What you need to do. Images appear in the records below; leave them out and repeat everything else exactly.

Provided records.
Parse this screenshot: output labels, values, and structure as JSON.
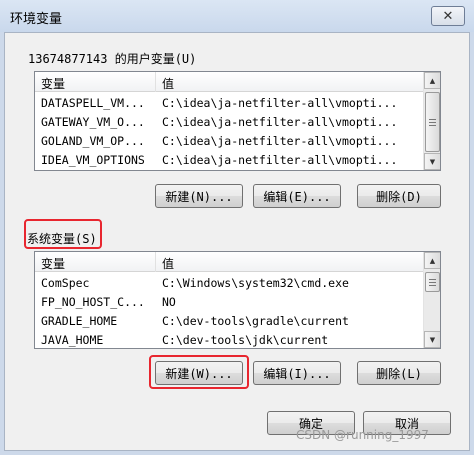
{
  "window": {
    "title": "环境变量",
    "close_glyph": "✕"
  },
  "user_vars": {
    "group_label": "13674877143 的用户变量(U)",
    "col_variable": "变量",
    "col_value": "值",
    "rows": [
      {
        "name": "DATASPELL_VM...",
        "value": "C:\\idea\\ja-netfilter-all\\vmopti..."
      },
      {
        "name": "GATEWAY_VM_O...",
        "value": "C:\\idea\\ja-netfilter-all\\vmopti..."
      },
      {
        "name": "GOLAND_VM_OP...",
        "value": "C:\\idea\\ja-netfilter-all\\vmopti..."
      },
      {
        "name": "IDEA_VM_OPTIONS",
        "value": "C:\\idea\\ja-netfilter-all\\vmopti..."
      }
    ],
    "buttons": {
      "new": "新建(N)...",
      "edit": "编辑(E)...",
      "delete": "删除(D)"
    }
  },
  "system_vars": {
    "group_label": "系统变量(S)",
    "col_variable": "变量",
    "col_value": "值",
    "rows": [
      {
        "name": "ComSpec",
        "value": "C:\\Windows\\system32\\cmd.exe"
      },
      {
        "name": "FP_NO_HOST_C...",
        "value": "NO"
      },
      {
        "name": "GRADLE_HOME",
        "value": "C:\\dev-tools\\gradle\\current"
      },
      {
        "name": "JAVA_HOME",
        "value": "C:\\dev-tools\\jdk\\current"
      }
    ],
    "buttons": {
      "new": "新建(W)...",
      "edit": "编辑(I)...",
      "delete": "删除(L)"
    }
  },
  "footer": {
    "ok": "确定",
    "cancel": "取消"
  },
  "watermark": "CSDN @running_1997",
  "colors": {
    "highlight": "#e8262f",
    "window_frame": "#cdd9ea",
    "client_bg": "#f0f0f0"
  }
}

Response.
Parse this screenshot: output labels, values, and structure as JSON.
{
  "window": {
    "title": "环境变量",
    "close_glyph": "✕"
  },
  "user_vars": {
    "group_label": "13674877143 的用户变量(U)",
    "col_variable": "变量",
    "col_value": "值",
    "rows": [
      {
        "name": "DATASPELL_VM...",
        "value": "C:\\idea\\ja-netfilter-all\\vmopti..."
      },
      {
        "name": "GATEWAY_VM_O...",
        "value": "C:\\idea\\ja-netfilter-all\\vmopti..."
      },
      {
        "name": "GOLAND_VM_OP...",
        "value": "C:\\idea\\ja-netfilter-all\\vmopti..."
      },
      {
        "name": "IDEA_VM_OPTIONS",
        "value": "C:\\idea\\ja-netfilter-all\\vmopti..."
      }
    ],
    "buttons": {
      "new": "新建(N)...",
      "edit": "编辑(E)...",
      "delete": "删除(D)"
    }
  },
  "system_vars": {
    "group_label": "系统变量(S)",
    "col_variable": "变量",
    "col_value": "值",
    "rows": [
      {
        "name": "ComSpec",
        "value": "C:\\Windows\\system32\\cmd.exe"
      },
      {
        "name": "FP_NO_HOST_C...",
        "value": "NO"
      },
      {
        "name": "GRADLE_HOME",
        "value": "C:\\dev-tools\\gradle\\current"
      },
      {
        "name": "JAVA_HOME",
        "value": "C:\\dev-tools\\jdk\\current"
      }
    ],
    "buttons": {
      "new": "新建(W)...",
      "edit": "编辑(I)...",
      "delete": "删除(L)"
    }
  },
  "footer": {
    "ok": "确定",
    "cancel": "取消"
  },
  "watermark": "CSDN @running_1997",
  "colors": {
    "highlight": "#e8262f",
    "window_frame": "#cdd9ea",
    "client_bg": "#f0f0f0"
  }
}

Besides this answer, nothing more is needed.